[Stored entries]
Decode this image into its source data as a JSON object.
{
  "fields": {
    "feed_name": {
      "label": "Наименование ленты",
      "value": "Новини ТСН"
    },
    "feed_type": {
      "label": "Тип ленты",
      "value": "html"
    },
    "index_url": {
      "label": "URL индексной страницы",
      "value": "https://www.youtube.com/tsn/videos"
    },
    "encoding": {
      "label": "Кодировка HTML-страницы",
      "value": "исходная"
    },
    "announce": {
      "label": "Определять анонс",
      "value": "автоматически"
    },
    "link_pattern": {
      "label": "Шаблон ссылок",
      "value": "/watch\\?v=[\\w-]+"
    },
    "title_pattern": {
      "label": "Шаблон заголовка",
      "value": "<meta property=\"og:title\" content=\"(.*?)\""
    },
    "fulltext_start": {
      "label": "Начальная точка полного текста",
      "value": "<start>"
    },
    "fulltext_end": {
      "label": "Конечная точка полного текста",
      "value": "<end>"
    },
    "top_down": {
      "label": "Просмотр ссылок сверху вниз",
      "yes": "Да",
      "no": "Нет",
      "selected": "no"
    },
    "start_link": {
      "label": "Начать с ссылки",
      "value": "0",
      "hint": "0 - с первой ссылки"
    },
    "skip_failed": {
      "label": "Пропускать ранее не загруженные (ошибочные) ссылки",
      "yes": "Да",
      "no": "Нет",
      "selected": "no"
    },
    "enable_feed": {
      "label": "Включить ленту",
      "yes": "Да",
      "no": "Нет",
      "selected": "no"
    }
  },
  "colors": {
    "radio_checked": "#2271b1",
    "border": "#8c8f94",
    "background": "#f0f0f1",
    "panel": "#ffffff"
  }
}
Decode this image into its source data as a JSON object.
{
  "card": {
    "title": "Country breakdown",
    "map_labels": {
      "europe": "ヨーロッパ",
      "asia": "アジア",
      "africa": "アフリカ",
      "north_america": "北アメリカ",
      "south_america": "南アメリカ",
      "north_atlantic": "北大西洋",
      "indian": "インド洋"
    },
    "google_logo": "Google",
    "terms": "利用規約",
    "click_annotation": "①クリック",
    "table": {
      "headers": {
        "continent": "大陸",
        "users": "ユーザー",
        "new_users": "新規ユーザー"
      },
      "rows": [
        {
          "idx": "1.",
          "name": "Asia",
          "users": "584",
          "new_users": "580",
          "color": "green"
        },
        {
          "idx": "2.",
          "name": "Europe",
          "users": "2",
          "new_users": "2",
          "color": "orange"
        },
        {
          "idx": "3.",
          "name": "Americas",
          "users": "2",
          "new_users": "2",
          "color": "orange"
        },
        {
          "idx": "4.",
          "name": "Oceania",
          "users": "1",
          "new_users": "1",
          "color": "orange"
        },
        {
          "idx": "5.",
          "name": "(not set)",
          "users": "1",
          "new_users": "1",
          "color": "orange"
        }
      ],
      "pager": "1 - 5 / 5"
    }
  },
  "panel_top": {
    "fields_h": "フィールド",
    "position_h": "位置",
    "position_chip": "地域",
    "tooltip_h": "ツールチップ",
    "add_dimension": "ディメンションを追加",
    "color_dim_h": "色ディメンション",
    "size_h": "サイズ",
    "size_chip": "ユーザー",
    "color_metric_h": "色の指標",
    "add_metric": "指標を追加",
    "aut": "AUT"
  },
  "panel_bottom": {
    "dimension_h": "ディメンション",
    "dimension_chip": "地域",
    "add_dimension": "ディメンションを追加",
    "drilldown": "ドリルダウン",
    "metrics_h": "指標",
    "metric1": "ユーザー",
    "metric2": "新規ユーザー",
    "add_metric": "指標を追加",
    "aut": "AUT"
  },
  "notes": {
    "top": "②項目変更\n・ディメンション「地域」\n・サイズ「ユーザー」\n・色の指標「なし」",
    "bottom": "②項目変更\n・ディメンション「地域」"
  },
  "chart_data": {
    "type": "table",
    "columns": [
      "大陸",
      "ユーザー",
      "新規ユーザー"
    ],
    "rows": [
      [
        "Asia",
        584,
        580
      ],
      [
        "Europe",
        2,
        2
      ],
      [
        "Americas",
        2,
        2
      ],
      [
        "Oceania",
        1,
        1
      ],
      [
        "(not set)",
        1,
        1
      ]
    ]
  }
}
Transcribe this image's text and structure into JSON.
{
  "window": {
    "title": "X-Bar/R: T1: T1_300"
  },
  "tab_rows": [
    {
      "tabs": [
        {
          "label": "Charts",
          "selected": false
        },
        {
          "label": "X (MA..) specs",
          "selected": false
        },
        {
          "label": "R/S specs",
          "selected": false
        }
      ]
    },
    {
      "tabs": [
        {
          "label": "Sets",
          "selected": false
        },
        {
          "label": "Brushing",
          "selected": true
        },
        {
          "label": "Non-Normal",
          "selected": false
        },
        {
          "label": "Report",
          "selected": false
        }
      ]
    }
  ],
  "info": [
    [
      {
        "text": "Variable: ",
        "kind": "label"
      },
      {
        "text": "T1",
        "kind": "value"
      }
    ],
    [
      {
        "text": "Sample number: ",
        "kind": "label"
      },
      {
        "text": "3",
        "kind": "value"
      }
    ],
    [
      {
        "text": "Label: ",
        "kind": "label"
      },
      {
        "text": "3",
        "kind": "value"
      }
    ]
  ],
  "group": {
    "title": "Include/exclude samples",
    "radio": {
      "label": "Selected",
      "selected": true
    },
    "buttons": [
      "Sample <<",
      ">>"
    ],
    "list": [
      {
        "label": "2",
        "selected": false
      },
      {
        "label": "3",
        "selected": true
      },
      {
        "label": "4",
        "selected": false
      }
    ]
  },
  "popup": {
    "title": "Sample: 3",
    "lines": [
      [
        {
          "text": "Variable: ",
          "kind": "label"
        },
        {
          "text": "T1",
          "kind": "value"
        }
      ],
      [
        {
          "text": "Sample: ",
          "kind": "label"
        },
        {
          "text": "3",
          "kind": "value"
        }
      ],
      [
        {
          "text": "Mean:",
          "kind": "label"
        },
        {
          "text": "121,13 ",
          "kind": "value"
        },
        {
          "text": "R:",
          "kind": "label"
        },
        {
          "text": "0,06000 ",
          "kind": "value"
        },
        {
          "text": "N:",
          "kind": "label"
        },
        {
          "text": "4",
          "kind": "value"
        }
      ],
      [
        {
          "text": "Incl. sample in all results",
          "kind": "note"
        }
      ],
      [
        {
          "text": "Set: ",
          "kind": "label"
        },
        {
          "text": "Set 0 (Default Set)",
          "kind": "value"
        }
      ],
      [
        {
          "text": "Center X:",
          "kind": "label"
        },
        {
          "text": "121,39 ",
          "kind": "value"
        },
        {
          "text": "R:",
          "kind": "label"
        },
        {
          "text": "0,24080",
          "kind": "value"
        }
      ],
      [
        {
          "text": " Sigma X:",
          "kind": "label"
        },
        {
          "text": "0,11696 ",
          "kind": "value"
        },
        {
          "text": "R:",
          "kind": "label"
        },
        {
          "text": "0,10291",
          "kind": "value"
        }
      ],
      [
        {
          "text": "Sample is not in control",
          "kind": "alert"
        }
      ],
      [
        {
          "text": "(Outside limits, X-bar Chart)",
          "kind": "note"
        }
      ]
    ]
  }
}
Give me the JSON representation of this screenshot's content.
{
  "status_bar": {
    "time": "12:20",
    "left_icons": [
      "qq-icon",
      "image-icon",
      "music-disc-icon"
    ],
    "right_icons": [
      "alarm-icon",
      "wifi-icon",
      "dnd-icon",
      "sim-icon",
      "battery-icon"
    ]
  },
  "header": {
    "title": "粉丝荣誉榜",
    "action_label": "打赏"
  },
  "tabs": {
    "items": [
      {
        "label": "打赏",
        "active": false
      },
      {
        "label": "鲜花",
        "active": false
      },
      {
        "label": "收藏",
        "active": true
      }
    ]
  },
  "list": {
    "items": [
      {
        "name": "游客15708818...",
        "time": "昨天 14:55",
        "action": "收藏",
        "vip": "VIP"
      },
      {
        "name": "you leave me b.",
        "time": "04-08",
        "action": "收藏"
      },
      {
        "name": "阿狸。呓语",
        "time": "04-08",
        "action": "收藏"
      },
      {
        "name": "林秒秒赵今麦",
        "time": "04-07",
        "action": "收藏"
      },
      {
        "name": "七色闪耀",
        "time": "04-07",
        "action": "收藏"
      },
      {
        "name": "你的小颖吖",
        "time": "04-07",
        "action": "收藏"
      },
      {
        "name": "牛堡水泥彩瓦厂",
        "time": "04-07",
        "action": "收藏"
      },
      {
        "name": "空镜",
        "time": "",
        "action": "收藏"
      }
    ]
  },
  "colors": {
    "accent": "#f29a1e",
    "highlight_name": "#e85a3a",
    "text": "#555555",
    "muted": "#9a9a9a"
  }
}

* Written request: Search the data above for lines holding "JSON" and copy each of them.

* Solution for this exercise:
Decode this image into its source data as a JSON object.
Decode this image into its source data as a JSON object.
Transcribe this image's text and structure into JSON.
Give me the JSON representation of this screenshot's content.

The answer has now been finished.